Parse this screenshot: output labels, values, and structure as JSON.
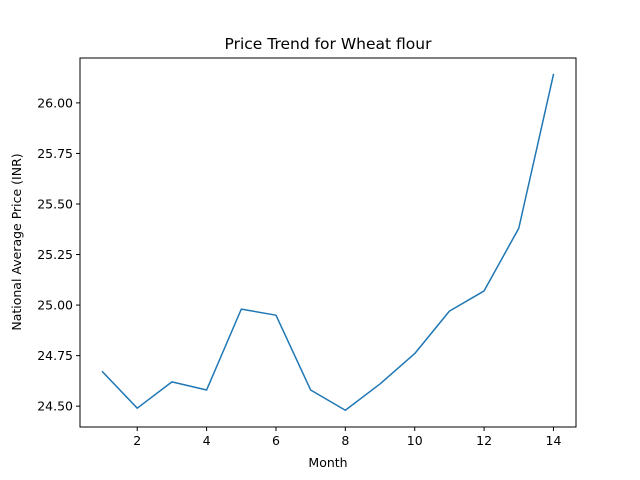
{
  "chart_data": {
    "type": "line",
    "title": "Price Trend for Wheat flour",
    "xlabel": "Month",
    "ylabel": "National Average Price (INR)",
    "x": [
      1,
      2,
      3,
      4,
      5,
      6,
      7,
      8,
      9,
      10,
      11,
      12,
      13,
      14
    ],
    "series": [
      {
        "values": [
          24.67,
          24.49,
          24.62,
          24.58,
          24.98,
          24.95,
          24.58,
          24.48,
          24.61,
          24.76,
          24.97,
          25.07,
          25.38,
          26.14
        ],
        "color": "#1f77b4"
      }
    ],
    "xticks": [
      2,
      4,
      6,
      8,
      10,
      12,
      14
    ],
    "xtick_labels": [
      "2",
      "4",
      "6",
      "8",
      "10",
      "12",
      "14"
    ],
    "yticks": [
      24.5,
      24.75,
      25.0,
      25.25,
      25.5,
      25.75,
      26.0
    ],
    "ytick_labels": [
      "24.50",
      "24.75",
      "25.00",
      "25.25",
      "25.50",
      "25.75",
      "26.00"
    ],
    "xlim": [
      0.35,
      14.65
    ],
    "ylim": [
      24.397,
      26.222
    ],
    "grid": false,
    "legend": "none"
  }
}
● ● ● ● ●
▶ **Prompt**
Every line that holds the string "values" should be returned.

▶ **Completed task**
Parse this screenshot: output labels, values, and structure as JSON.
        "values": [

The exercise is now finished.